#### Given exercise:
Pick out each line containing the string "this" and copy it.

#### Records provided:
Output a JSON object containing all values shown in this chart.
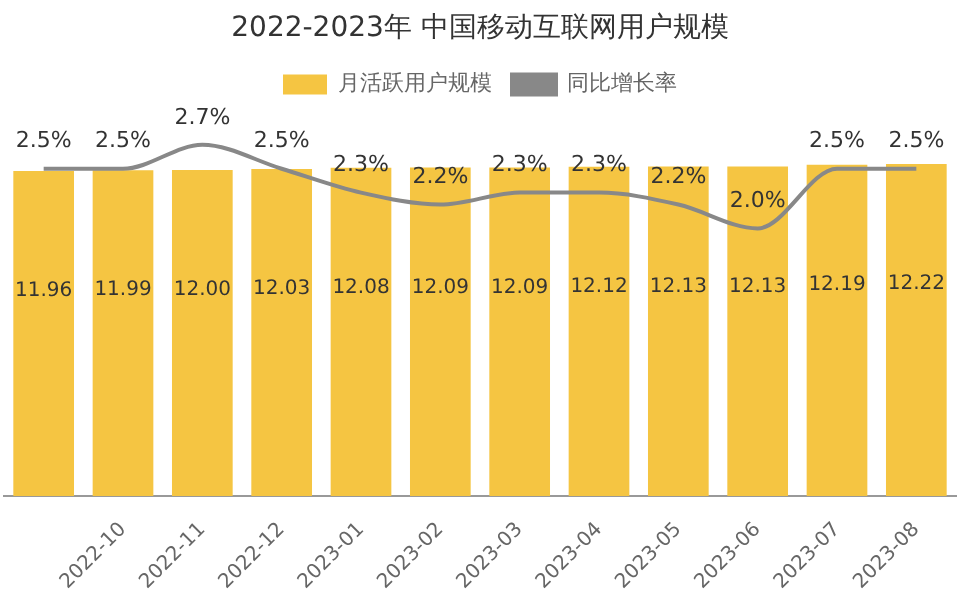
{
  "chart_data": {
    "type": "bar",
    "title": "2022-2023年 中国移动互联网用户规模",
    "categories": [
      null,
      "2022-10",
      "2022-11",
      "2022-12",
      "2023-01",
      "2023-02",
      "2023-03",
      "2023-04",
      "2023-05",
      "2023-06",
      "2023-07",
      "2023-08"
    ],
    "series": [
      {
        "name": "月活跃用户规模",
        "color": "#f5c542",
        "values": [
          11.96,
          11.99,
          12.0,
          12.03,
          12.08,
          12.09,
          12.09,
          12.12,
          12.13,
          12.13,
          12.19,
          12.22
        ],
        "value_labels": [
          "11.96",
          "11.99",
          "12.00",
          "12.03",
          "12.08",
          "12.09",
          "12.09",
          "12.12",
          "12.13",
          "12.13",
          "12.19",
          "12.22"
        ]
      },
      {
        "name": "同比增长率",
        "type": "line",
        "axis": "y2",
        "color": "#888888",
        "values": [
          2.5,
          2.5,
          2.7,
          2.5,
          2.3,
          2.2,
          2.3,
          2.3,
          2.2,
          2.0,
          2.5,
          2.5
        ],
        "value_labels": [
          "2.5%",
          "2.5%",
          "2.7%",
          "2.5%",
          "2.3%",
          "2.2%",
          "2.3%",
          "2.3%",
          "2.2%",
          "2.0%",
          "2.5%",
          "2.5%"
        ]
      }
    ],
    "legend": "top",
    "tick_labels": "x",
    "grid": false,
    "marker": "none"
  }
}
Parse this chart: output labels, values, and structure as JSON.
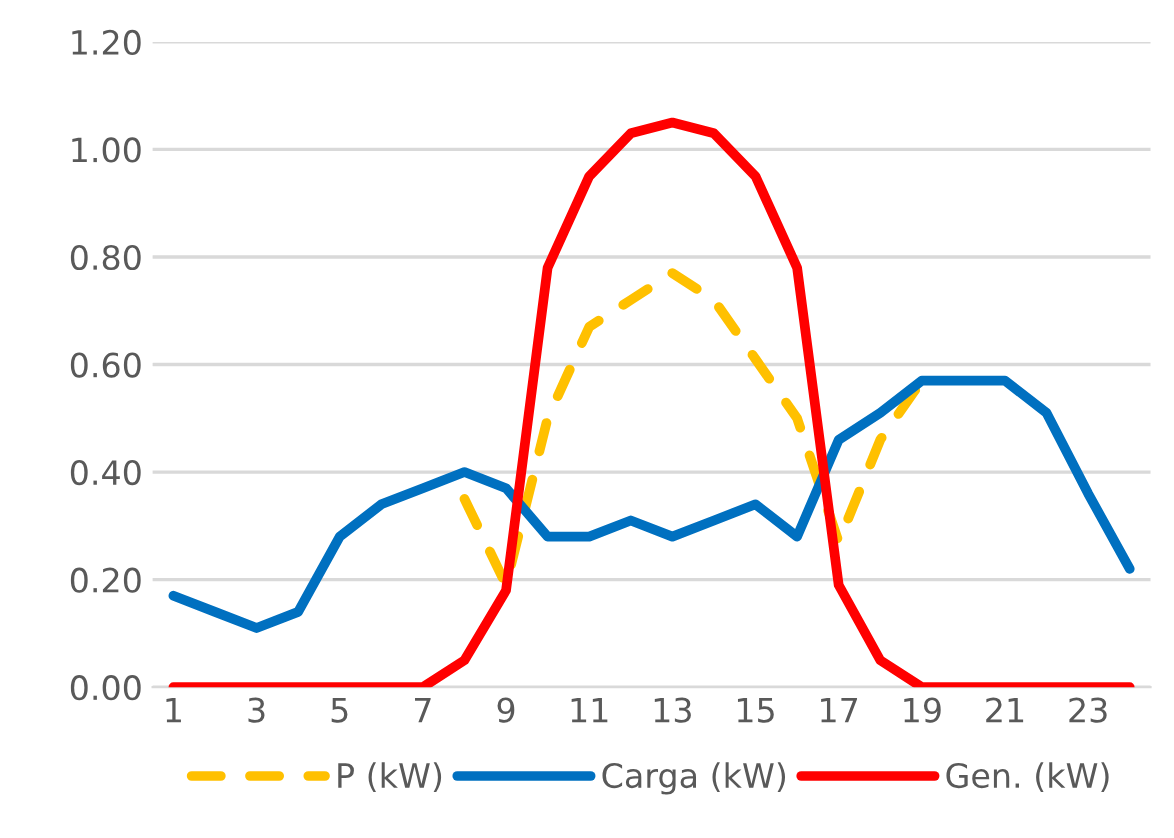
{
  "chart_data": {
    "type": "line",
    "categories": [
      "1",
      null,
      "3",
      null,
      "5",
      null,
      "7",
      null,
      "9",
      null,
      "11",
      null,
      "13",
      null,
      "15",
      null,
      "17",
      null,
      "19",
      null,
      "21",
      null,
      "23",
      null
    ],
    "series": [
      {
        "name": "P (kW)",
        "color": "#ffc000",
        "line_style": "dashed",
        "values": [
          null,
          null,
          null,
          null,
          null,
          null,
          null,
          0.35,
          0.19,
          0.5,
          0.67,
          0.72,
          0.77,
          0.72,
          0.61,
          0.5,
          0.27,
          0.46,
          0.57,
          null,
          null,
          null,
          null,
          null
        ]
      },
      {
        "name": "Carga (kW)",
        "color": "#0070c0",
        "line_style": "solid",
        "values": [
          0.17,
          0.14,
          0.11,
          0.14,
          0.28,
          0.34,
          0.37,
          0.4,
          0.37,
          0.28,
          0.28,
          0.31,
          0.28,
          0.31,
          0.34,
          0.28,
          0.46,
          0.51,
          0.57,
          0.57,
          0.57,
          0.51,
          0.36,
          0.22
        ]
      },
      {
        "name": "Gen. (kW)",
        "color": "#ff0000",
        "line_style": "solid",
        "values": [
          0,
          0,
          0,
          0,
          0,
          0,
          0,
          0.05,
          0.18,
          0.78,
          0.95,
          1.03,
          1.05,
          1.03,
          0.95,
          0.78,
          0.19,
          0.05,
          0,
          0,
          0,
          0,
          0,
          0
        ]
      }
    ],
    "ylim": [
      0,
      1.2
    ],
    "yticks": [
      {
        "value": 0,
        "label": "0.00"
      },
      {
        "value": 0.2,
        "label": "0.20"
      },
      {
        "value": 0.4,
        "label": "0.40"
      },
      {
        "value": 0.6,
        "label": "0.60"
      },
      {
        "value": 0.8,
        "label": "0.80"
      },
      {
        "value": 1.0,
        "label": "1.00"
      },
      {
        "value": 1.2,
        "label": "1.20"
      }
    ],
    "grid": "y",
    "legend": "bottom",
    "marker": "none"
  }
}
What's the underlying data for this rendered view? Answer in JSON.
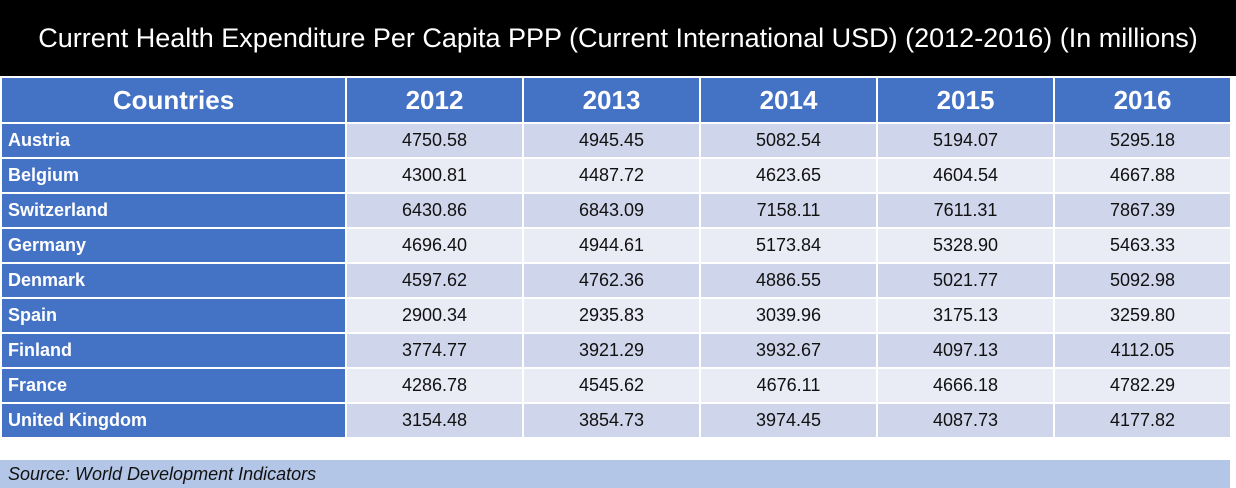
{
  "title": "Current Health Expenditure Per Capita PPP (Current International USD) (2012-2016) (In millions)",
  "source": "Source: World Development Indicators",
  "colors": {
    "header": "#4472c4",
    "row_odd": "#cfd5ea",
    "row_even": "#e9ebf5",
    "source_bar": "#b4c6e7",
    "title_bar": "#000000"
  },
  "chart_data": {
    "type": "table",
    "title": "Current Health Expenditure Per Capita PPP (Current International USD) (2012-2016) (In millions)",
    "columns": [
      "Countries",
      "2012",
      "2013",
      "2014",
      "2015",
      "2016"
    ],
    "rows": [
      [
        "Austria",
        "4750.58",
        "4945.45",
        "5082.54",
        "5194.07",
        "5295.18"
      ],
      [
        "Belgium",
        "4300.81",
        "4487.72",
        "4623.65",
        "4604.54",
        "4667.88"
      ],
      [
        "Switzerland",
        "6430.86",
        "6843.09",
        "7158.11",
        "7611.31",
        "7867.39"
      ],
      [
        "Germany",
        "4696.40",
        "4944.61",
        "5173.84",
        "5328.90",
        "5463.33"
      ],
      [
        "Denmark",
        "4597.62",
        "4762.36",
        "4886.55",
        "5021.77",
        "5092.98"
      ],
      [
        "Spain",
        "2900.34",
        "2935.83",
        "3039.96",
        "3175.13",
        "3259.80"
      ],
      [
        "Finland",
        "3774.77",
        "3921.29",
        "3932.67",
        "4097.13",
        "4112.05"
      ],
      [
        "France",
        "4286.78",
        "4545.62",
        "4676.11",
        "4666.18",
        "4782.29"
      ],
      [
        "United Kingdom",
        "3154.48",
        "3854.73",
        "3974.45",
        "4087.73",
        "4177.82"
      ]
    ]
  }
}
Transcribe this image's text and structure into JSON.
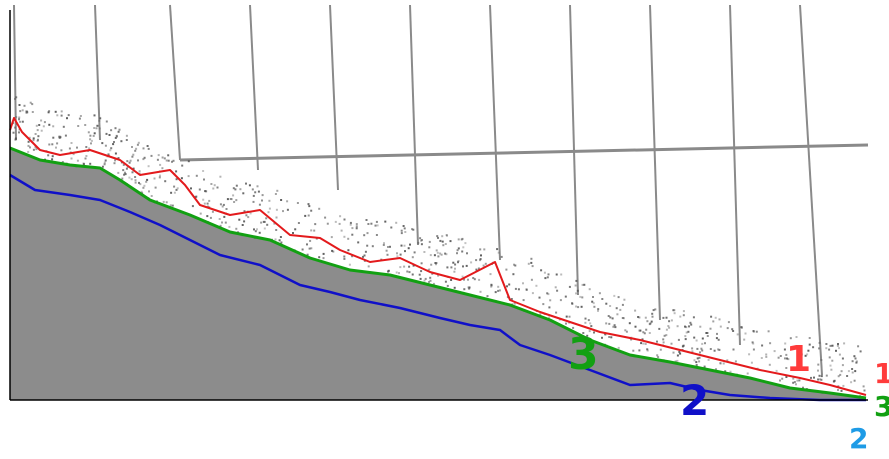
{
  "colors": {
    "background": "#ffffff",
    "solid_region": "#8c8c8c",
    "grid_lines": "#8a8a8a",
    "speckle": "#555555",
    "boundary_1": "#e31a1c",
    "boundary_2": "#1010c8",
    "boundary_3": "#12a012",
    "label_1": "#ff3b3b",
    "label_2_inside": "#1010c8",
    "label_2_outside": "#1e9be6",
    "label_3_inside": "#12a012",
    "label_3_outside": "#12a012"
  },
  "labels": {
    "curve_1_inside": "1",
    "curve_2_inside": "2",
    "curve_3_inside": "3",
    "curve_1_outside": "1",
    "curve_3_outside": "3",
    "curve_2_outside": "2"
  }
}
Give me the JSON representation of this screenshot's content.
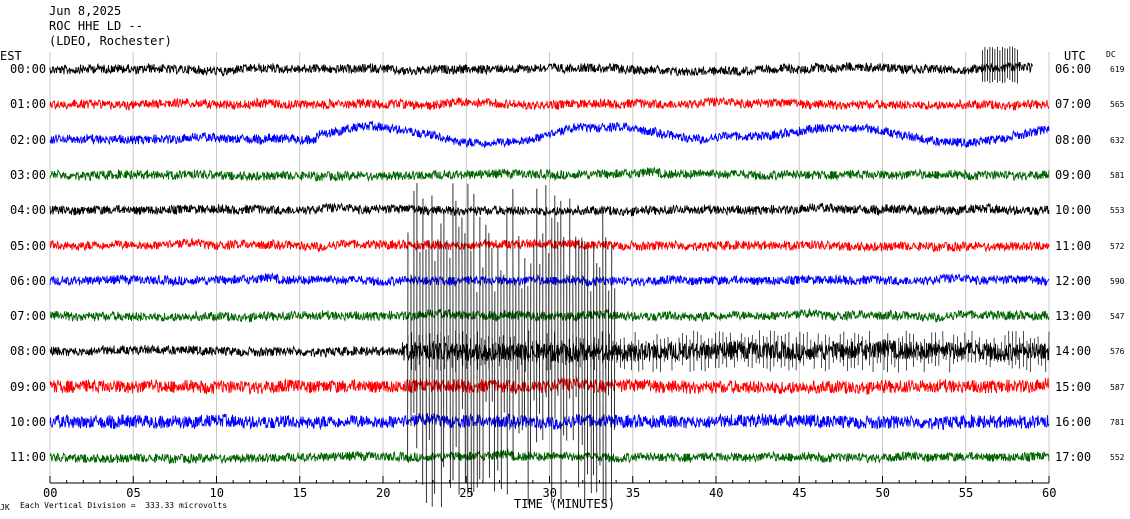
{
  "header": {
    "date": "Jun 8,2025",
    "station": "ROC HHE LD --",
    "network": "(LDEO, Rochester)"
  },
  "axes": {
    "left_zone": "EST",
    "right_zone": "UTC",
    "dc_label": "DC",
    "xlabel": "TIME (MINUTES)",
    "footer": "Each Vertical Division =  333.33 microvolts",
    "corner_mark": "JK"
  },
  "chart_data": {
    "type": "line",
    "title": "",
    "xlabel": "TIME (MINUTES)",
    "xlim": [
      0,
      60
    ],
    "x_ticks": [
      "00",
      "05",
      "10",
      "15",
      "20",
      "25",
      "30",
      "35",
      "40",
      "45",
      "50",
      "55",
      "60"
    ],
    "grid": true,
    "colors": [
      "#000000",
      "#ff0000",
      "#0000ff",
      "#006400"
    ],
    "rows": [
      {
        "est": "00:00",
        "utc": "06:00",
        "dc": "619",
        "color": "#000000",
        "end_min": 59
      },
      {
        "est": "01:00",
        "utc": "07:00",
        "dc": "565",
        "color": "#ff0000",
        "end_min": 60
      },
      {
        "est": "02:00",
        "utc": "08:00",
        "dc": "632",
        "color": "#0000ff",
        "end_min": 60
      },
      {
        "est": "03:00",
        "utc": "09:00",
        "dc": "581",
        "color": "#006400",
        "end_min": 60
      },
      {
        "est": "04:00",
        "utc": "10:00",
        "dc": "553",
        "color": "#000000",
        "end_min": 60
      },
      {
        "est": "05:00",
        "utc": "11:00",
        "dc": "572",
        "color": "#ff0000",
        "end_min": 60
      },
      {
        "est": "06:00",
        "utc": "12:00",
        "dc": "590",
        "color": "#0000ff",
        "end_min": 60
      },
      {
        "est": "07:00",
        "utc": "13:00",
        "dc": "547",
        "color": "#006400",
        "end_min": 60
      },
      {
        "est": "08:00",
        "utc": "14:00",
        "dc": "576",
        "color": "#000000",
        "end_min": 60
      },
      {
        "est": "09:00",
        "utc": "15:00",
        "dc": "587",
        "color": "#ff0000",
        "end_min": 60
      },
      {
        "est": "10:00",
        "utc": "16:00",
        "dc": "781",
        "color": "#0000ff",
        "end_min": 60
      },
      {
        "est": "11:00",
        "utc": "17:00",
        "dc": "552",
        "color": "#006400",
        "end_min": 60
      }
    ]
  }
}
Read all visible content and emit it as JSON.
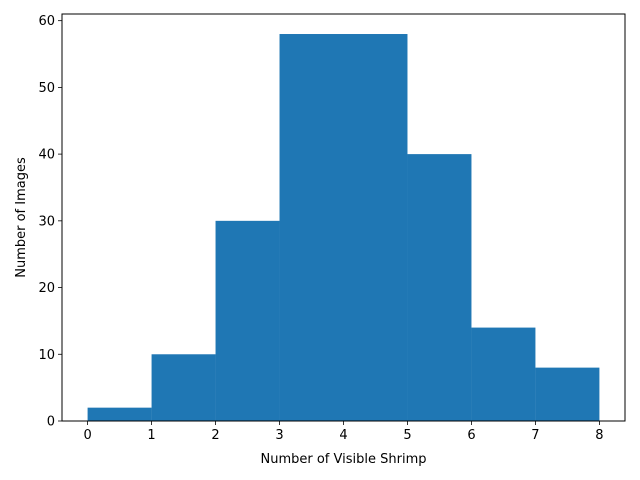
{
  "chart_data": {
    "type": "bar",
    "histogram": true,
    "bins": [
      {
        "start": 0,
        "end": 1,
        "value": 2
      },
      {
        "start": 1,
        "end": 2,
        "value": 10
      },
      {
        "start": 2,
        "end": 3,
        "value": 30
      },
      {
        "start": 3,
        "end": 4,
        "value": 58
      },
      {
        "start": 4,
        "end": 5,
        "value": 58
      },
      {
        "start": 5,
        "end": 6,
        "value": 40
      },
      {
        "start": 6,
        "end": 7,
        "value": 14
      },
      {
        "start": 7,
        "end": 8,
        "value": 8
      }
    ],
    "xlabel": "Number of Visible Shrimp",
    "ylabel": "Number of Images",
    "xlim": [
      -0.4,
      8.4
    ],
    "ylim": [
      0,
      61
    ],
    "xticks": [
      "0",
      "1",
      "2",
      "3",
      "4",
      "5",
      "6",
      "7",
      "8"
    ],
    "yticks": [
      "0",
      "10",
      "20",
      "30",
      "40",
      "50",
      "60"
    ],
    "grid": false,
    "colors": {
      "bar": "#1f77b4"
    }
  }
}
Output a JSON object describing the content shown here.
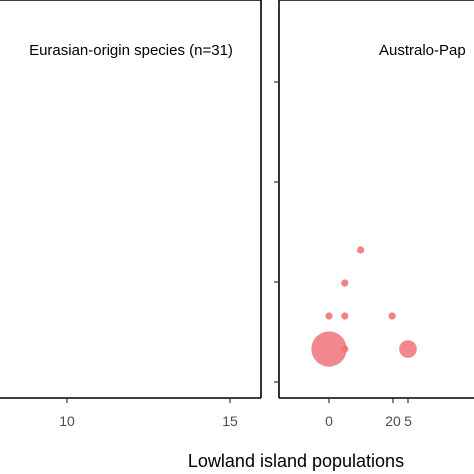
{
  "chart_data": [
    {
      "type": "scatter",
      "title": "Eurasian-origin species (n=31)",
      "x_ticks": [
        10,
        15,
        20
      ],
      "points": [],
      "grid": false
    },
    {
      "type": "scatter",
      "title": "Australo-Pap",
      "x_ticks": [
        0,
        5
      ],
      "xlabel": "Lowland island populations",
      "points": [
        {
          "x": 0,
          "y": 1,
          "size": 24
        },
        {
          "x": 5,
          "y": 1,
          "size": 6
        },
        {
          "x": 1,
          "y": 1,
          "size": 1
        },
        {
          "x": 0,
          "y": 3,
          "size": 1
        },
        {
          "x": 1,
          "y": 3,
          "size": 1
        },
        {
          "x": 4,
          "y": 3,
          "size": 1
        },
        {
          "x": 1,
          "y": 5,
          "size": 1
        },
        {
          "x": 2,
          "y": 7,
          "size": 1
        }
      ],
      "point_color": "#f0727a",
      "grid": false
    }
  ]
}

#### Response:
Output a JSON object containing all values shown in this chart.
Parse this chart: output labels, values, and structure as JSON.
What's the underlying data for this rendered view? Answer in JSON.
Transcribe this image's text and structure into JSON.
Give me the JSON representation of this screenshot's content.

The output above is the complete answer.